> Task statement
Copy all the data exactly, except the pictures.

· · · ·

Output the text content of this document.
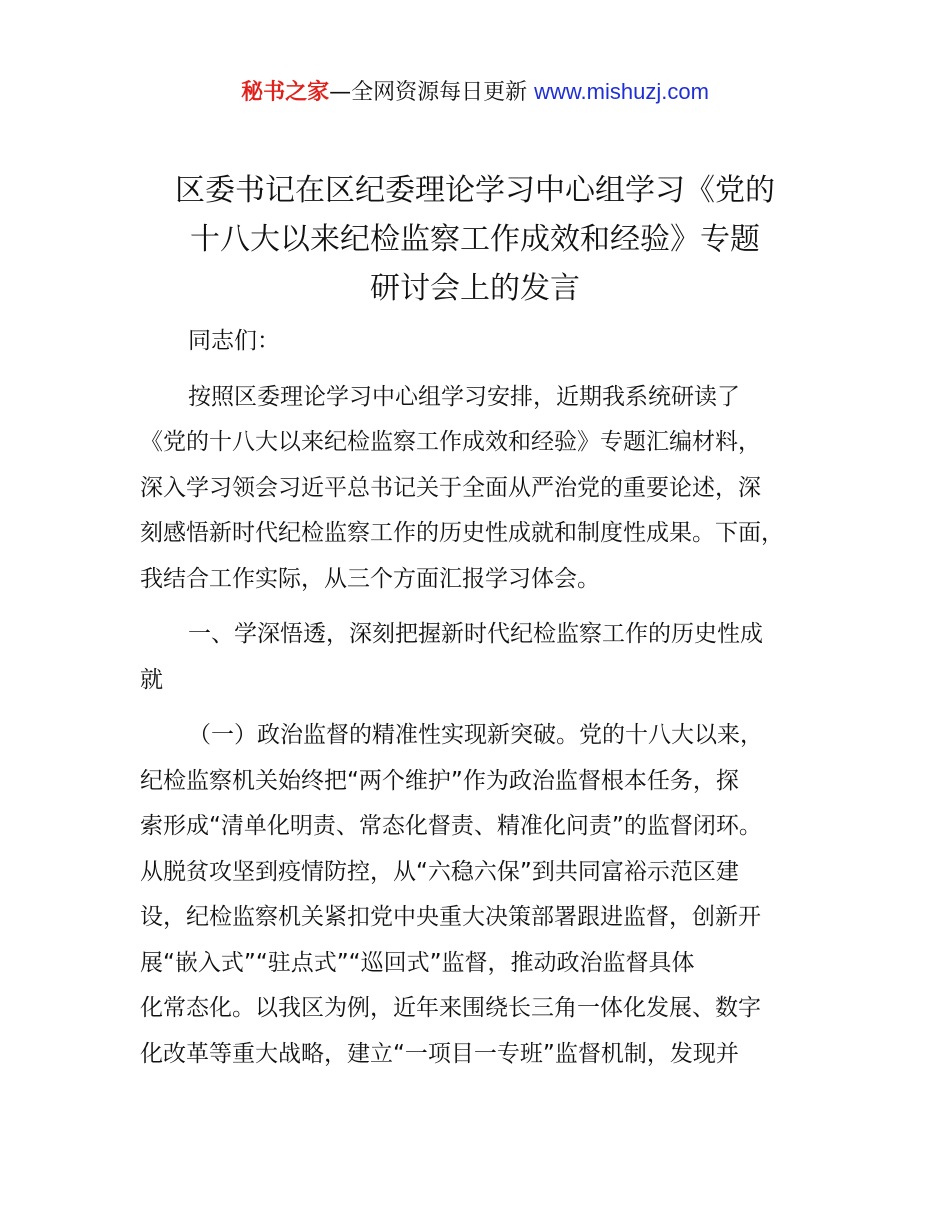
秘书之家—全网资源每日更新 www.mishuzj.com
区委书记在区纪委理论学习中心组学习《党的
十八大以来纪检监察工作成效和经验》专题
研讨会上的发言

同志们：

按照区委理论学习中心组学习安排，近期我系统研读了
《党的十八大以来纪检监察工作成效和经验》专题汇编材料，
深入学习领会习近平总书记关于全面从严治党的重要论述，深
刻感悟新时代纪检监察工作的历史性成就和制度性成果。下面，
我结合工作实际，从三个方面汇报学习体会。

一、学深悟透，深刻把握新时代纪检监察工作的历史性成
就

（一）政治监督的精准性实现新突破。党的十八大以来，
纪检监察机关始终把“两个维护”作为政治监督根本任务，探
索形成“清单化明责、常态化督责、精准化问责”的监督闭环。
从脱贫攻坚到疫情防控，从“六稳六保”到共同富裕示范区建
设，纪检监察机关紧扣党中央重大决策部署跟进监督，创新开
展“嵌入式”“驻点式”“巡回式”监督，推动政治监督具体
化常态化。以我区为例，近年来围绕长三角一体化发展、数字
化改革等重大战略，建立“一项目一专班”监督机制，发现并
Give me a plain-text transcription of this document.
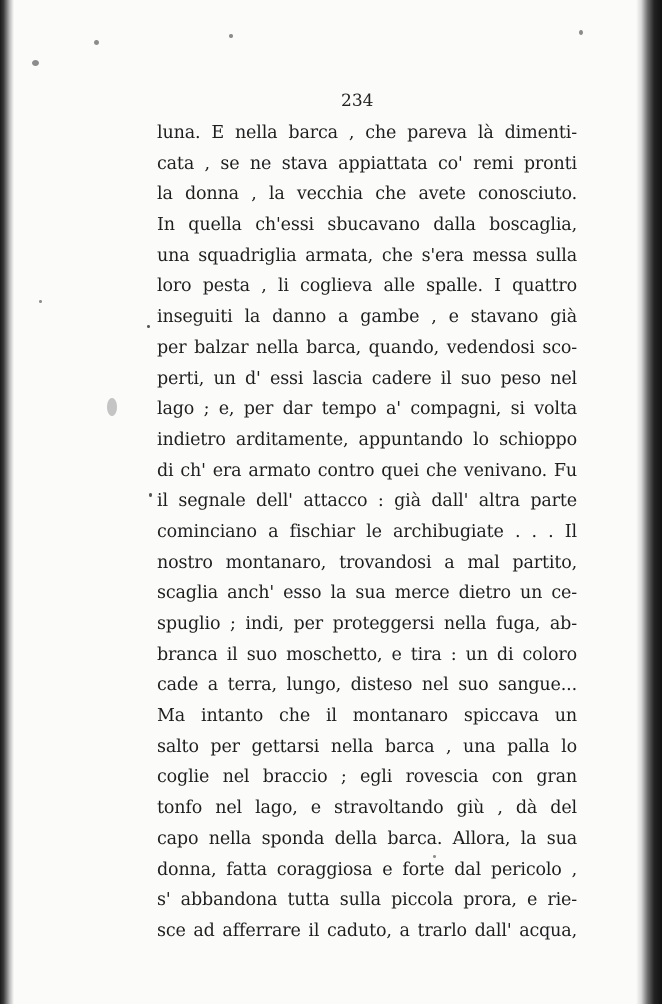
234
luna. E nella barca , che pareva là dimenti-
cata , se ne stava appiattata co' remi pronti
la donna , la vecchia che avete conosciuto.
In quella ch'essi sbucavano dalla boscaglia,
una squadriglia armata, che s'era messa sulla
loro pesta , li coglieva alle spalle. I quattro
inseguiti la danno a gambe , e stavano già
per balzar nella barca, quando, vedendosi sco-
perti, un d' essi lascia cadere il suo peso nel
lago ; e, per dar tempo a' compagni, si volta
indietro arditamente, appuntando lo schioppo
di ch' era armato contro quei che venivano. Fu
il segnale dell' attacco : già dall' altra parte
cominciano a fischiar le archibugiate . . . Il
nostro montanaro, trovandosi a mal partito,
scaglia anch' esso la sua merce dietro un ce-
spuglio ; indi, per proteggersi nella fuga, ab-
branca il suo moschetto, e tira : un di coloro
cade a terra, lungo, disteso nel suo sangue...
Ma intanto che il montanaro spiccava un
salto per gettarsi nella barca , una palla lo
coglie nel braccio ; egli rovescia con gran
tonfo nel lago, e stravoltando giù , dà del
capo nella sponda della barca. Allora, la sua
donna, fatta coraggiosa e forte dal pericolo ,
s' abbandona tutta sulla piccola prora, e rie-
sce ad afferrare il caduto, a trarlo dall' acqua,
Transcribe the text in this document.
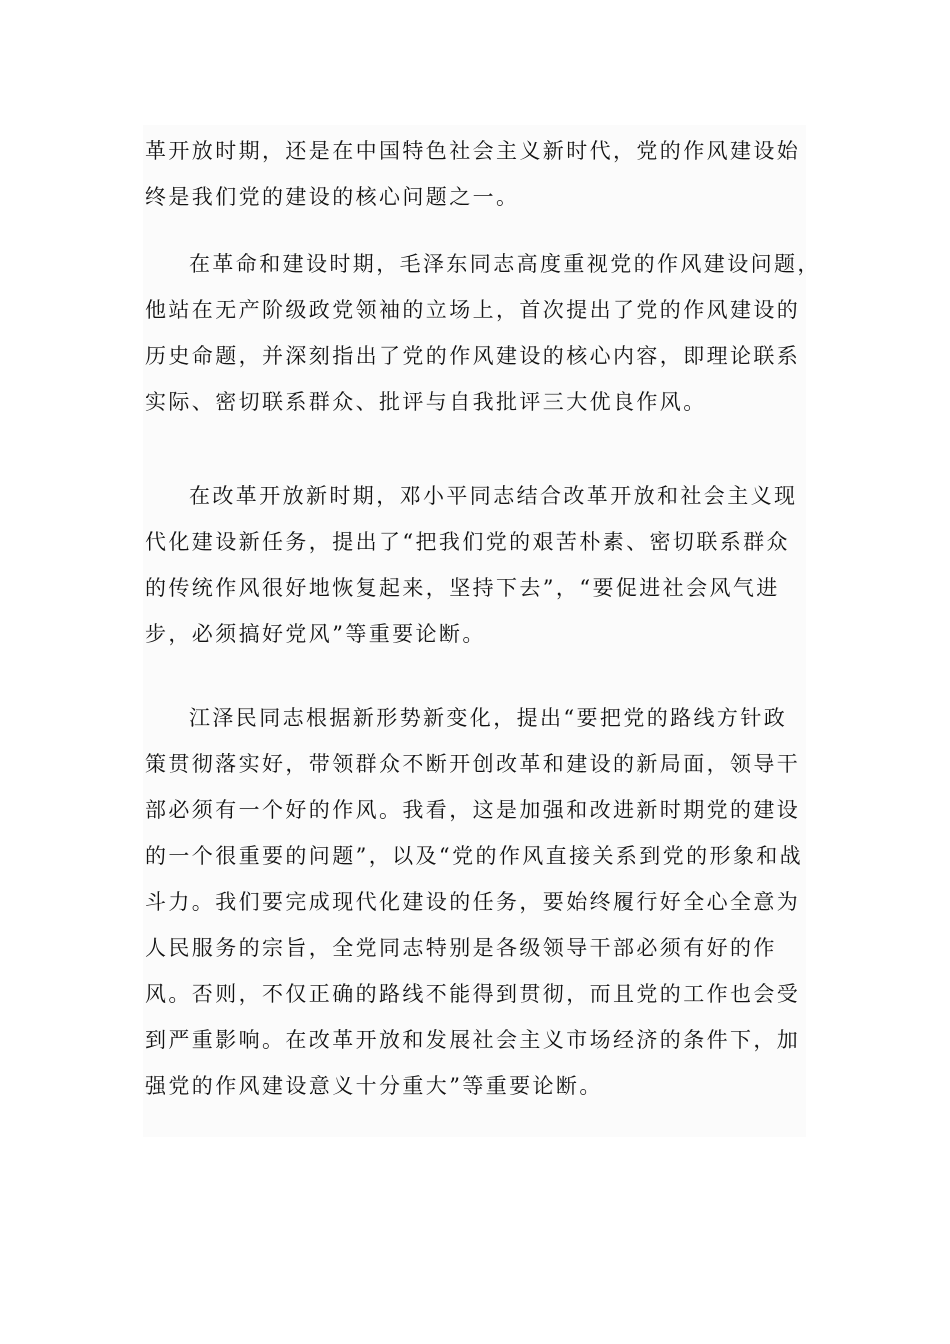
革开放时期，还是在中国特色社会主义新时代，党的作风建设始终是我们党的建设的核心问题之一。

在革命和建设时期，毛泽东同志高度重视党的作风建设问题，他站在无产阶级政党领袖的立场上，首次提出了党的作风建设的历史命题，并深刻指出了党的作风建设的核心内容，即理论联系实际、密切联系群众、批评与自我批评三大优良作风。

在改革开放新时期，邓小平同志结合改革开放和社会主义现代化建设新任务，提出了“把我们党的艰苦朴素、密切联系群众的传统作风很好地恢复起来，坚持下去”，“要促进社会风气进步，必须搞好党风”等重要论断。

江泽民同志根据新形势新变化，提出“要把党的路线方针政策贯彻落实好，带领群众不断开创改革和建设的新局面，领导干部必须有一个好的作风。我看，这是加强和改进新时期党的建设的一个很重要的问题”，以及“党的作风直接关系到党的形象和战斗力。我们要完成现代化建设的任务，要始终履行好全心全意为人民服务的宗旨，全党同志特别是各级领导干部必须有好的作风。否则，不仅正确的路线不能得到贯彻，而且党的工作也会受到严重影响。在改革开放和发展社会主义市场经济的条件下，加强党的作风建设意义十分重大”等重要论断。
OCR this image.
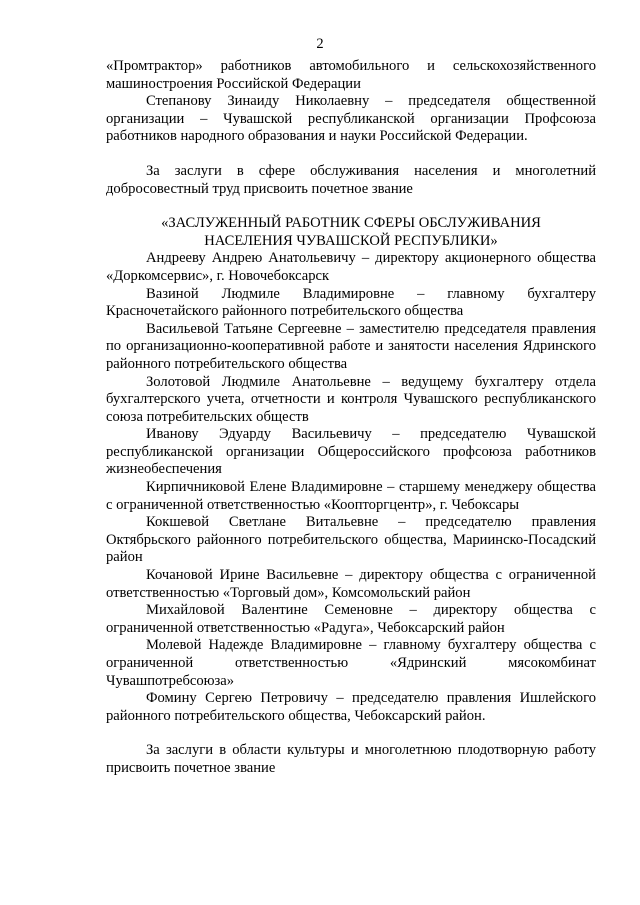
2

«Промтрактор» работников автомобильного и сельскохозяйственного машиностроения Российской Федерации

Степанову Зинаиду Николаевну – председателя общественной организации – Чувашской республиканской организации Профсоюза работников народного образования и науки Российской Федерации.

За заслуги в сфере обслуживания населения и многолетний добросовестный труд присвоить почетное звание

«ЗАСЛУЖЕННЫЙ РАБОТНИК СФЕРЫ ОБСЛУЖИВАНИЯ

НАСЕЛЕНИЯ ЧУВАШСКОЙ РЕСПУБЛИКИ»

Андрееву Андрею Анатольевичу – директору акционерного общества «Доркомсервис», г. Новочебоксарск

Вазиной Людмиле Владимировне – главному бухгалтеру Красночетайского районного потребительского общества

Васильевой Татьяне Сергеевне – заместителю председателя правления по организационно-кооперативной работе и занятости населения Ядринского районного потребительского общества

Золотовой Людмиле Анатольевне – ведущему бухгалтеру отдела бухгалтерского учета, отчетности и контроля Чувашского республиканского союза потребительских обществ

Иванову Эдуарду Васильевичу – председателю Чувашской республиканской организации Общероссийского профсоюза работников жизнеобеспечения

Кирпичниковой Елене Владимировне – старшему менеджеру общества с ограниченной ответственностью «Коопторгцентр», г. Чебоксары

Кокшевой Светлане Витальевне – председателю правления Октябрьского районного потребительского общества, Мариинско-Посадский район

Кочановой Ирине Васильевне – директору общества с ограниченной ответственностью «Торговый дом», Комсомольский район

Михайловой Валентине Семеновне – директору общества с ограниченной ответственностью «Радуга», Чебоксарский район

Молевой Надежде Владимировне – главному бухгалтеру общества с ограниченной ответственностью «Ядринский мясокомбинат Чувашпотребсоюза»

Фомину Сергею Петровичу – председателю правления Ишлейского районного потребительского общества, Чебоксарский район.

За заслуги в области культуры и многолетнюю плодотворную работу присвоить почетное звание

· · · ·

> Task answer
Output the text content of this document.
秘书之家—全网资源每日更新 www.mishuzj.com
区委书记在区纪委理论学习中心组学习《党的
十八大以来纪检监察工作成效和经验》专题
研讨会上的发言

同志们：

按照区委理论学习中心组学习安排，近期我系统研读了
《党的十八大以来纪检监察工作成效和经验》专题汇编材料，
深入学习领会习近平总书记关于全面从严治党的重要论述，深
刻感悟新时代纪检监察工作的历史性成就和制度性成果。下面，
我结合工作实际，从三个方面汇报学习体会。

一、学深悟透，深刻把握新时代纪检监察工作的历史性成
就

（一）政治监督的精准性实现新突破。党的十八大以来，
纪检监察机关始终把“两个维护”作为政治监督根本任务，探
索形成“清单化明责、常态化督责、精准化问责”的监督闭环。
从脱贫攻坚到疫情防控，从“六稳六保”到共同富裕示范区建
设，纪检监察机关紧扣党中央重大决策部署跟进监督，创新开
展“嵌入式”“驻点式”“巡回式”监督，推动政治监督具体
化常态化。以我区为例，近年来围绕长三角一体化发展、数字
化改革等重大战略，建立“一项目一专班”监督机制，发现并
Give me a plain-text transcription of this document.
234
luna. E nella barca , che pareva là dimenti-
cata , se ne stava appiattata co' remi pronti
la donna , la vecchia che avete conosciuto.
In quella ch'essi sbucavano dalla boscaglia,
una squadriglia armata, che s'era messa sulla
loro pesta , li coglieva alle spalle. I quattro
inseguiti la danno a gambe , e stavano già
per balzar nella barca, quando, vedendosi sco-
perti, un d' essi lascia cadere il suo peso nel
lago ; e, per dar tempo a' compagni, si volta
indietro arditamente, appuntando lo schioppo
di ch' era armato contro quei che venivano. Fu
il segnale dell' attacco : già dall' altra parte
cominciano a fischiar le archibugiate . . . Il
nostro montanaro, trovandosi a mal partito,
scaglia anch' esso la sua merce dietro un ce-
spuglio ; indi, per proteggersi nella fuga, ab-
branca il suo moschetto, e tira : un di coloro
cade a terra, lungo, disteso nel suo sangue...
Ma intanto che il montanaro spiccava un
salto per gettarsi nella barca , una palla lo
coglie nel braccio ; egli rovescia con gran
tonfo nel lago, e stravoltando giù , dà del
capo nella sponda della barca. Allora, la sua
donna, fatta coraggiosa e forte dal pericolo ,
s' abbandona tutta sulla piccola prora, e rie-
sce ad afferrare il caduto, a trarlo dall' acqua,
Transcribe the text in this document.
革开放时期，还是在中国特色社会主义新时代，党的作风建设始终是我们党的建设的核心问题之一。

在革命和建设时期，毛泽东同志高度重视党的作风建设问题，他站在无产阶级政党领袖的立场上，首次提出了党的作风建设的历史命题，并深刻指出了党的作风建设的核心内容，即理论联系实际、密切联系群众、批评与自我批评三大优良作风。

在改革开放新时期，邓小平同志结合改革开放和社会主义现代化建设新任务，提出了“把我们党的艰苦朴素、密切联系群众的传统作风很好地恢复起来，坚持下去”，“要促进社会风气进步，必须搞好党风”等重要论断。

江泽民同志根据新形势新变化，提出“要把党的路线方针政策贯彻落实好，带领群众不断开创改革和建设的新局面，领导干部必须有一个好的作风。我看，这是加强和改进新时期党的建设的一个很重要的问题”，以及“党的作风直接关系到党的形象和战斗力。我们要完成现代化建设的任务，要始终履行好全心全意为人民服务的宗旨，全党同志特别是各级领导干部必须有好的作风。否则，不仅正确的路线不能得到贯彻，而且党的工作也会受到严重影响。在改革开放和发展社会主义市场经济的条件下，加强党的作风建设意义十分重大”等重要论断。
OCR this image.
2

«Промтрактор» работников автомобильного и сельскохозяйственного машиностроения Российской Федерации

Степанову Зинаиду Николаевну – председателя общественной организации – Чувашской республиканской организации Профсоюза работников народного образования и науки Российской Федерации.

За заслуги в сфере обслуживания населения и многолетний добросовестный труд присвоить почетное звание

«ЗАСЛУЖЕННЫЙ РАБОТНИК СФЕРЫ ОБСЛУЖИВАНИЯ

НАСЕЛЕНИЯ ЧУВАШСКОЙ РЕСПУБЛИКИ»

Андрееву Андрею Анатольевичу – директору акционерного общества «Доркомсервис», г. Новочебоксарск

Вазиной Людмиле Владимировне – главному бухгалтеру Красночетайского районного потребительского общества

Васильевой Татьяне Сергеевне – заместителю председателя правления по организационно-кооперативной работе и занятости населения Ядринского районного потребительского общества

Золотовой Людмиле Анатольевне – ведущему бухгалтеру отдела бухгалтерского учета, отчетности и контроля Чувашского республиканского союза потребительских обществ

Иванову Эдуарду Васильевичу – председателю Чувашской республиканской организации Общероссийского профсоюза работников жизнеобеспечения

Кирпичниковой Елене Владимировне – старшему менеджеру общества с ограниченной ответственностью «Коопторгцентр», г. Чебоксары

Кокшевой Светлане Витальевне – председателю правления Октябрьского районного потребительского общества, Мариинско-Посадский район

Кочановой Ирине Васильевне – директору общества с ограниченной ответственностью «Торговый дом», Комсомольский район

Михайловой Валентине Семеновне – директору общества с ограниченной ответственностью «Радуга», Чебоксарский район

Молевой Надежде Владимировне – главному бухгалтеру общества с ограниченной ответственностью «Ядринский мясокомбинат Чувашпотребсоюза»

Фомину Сергею Петровичу – председателю правления Ишлейского районного потребительского общества, Чебоксарский район.

За заслуги в области культуры и многолетнюю плодотворную работу присвоить почетное звание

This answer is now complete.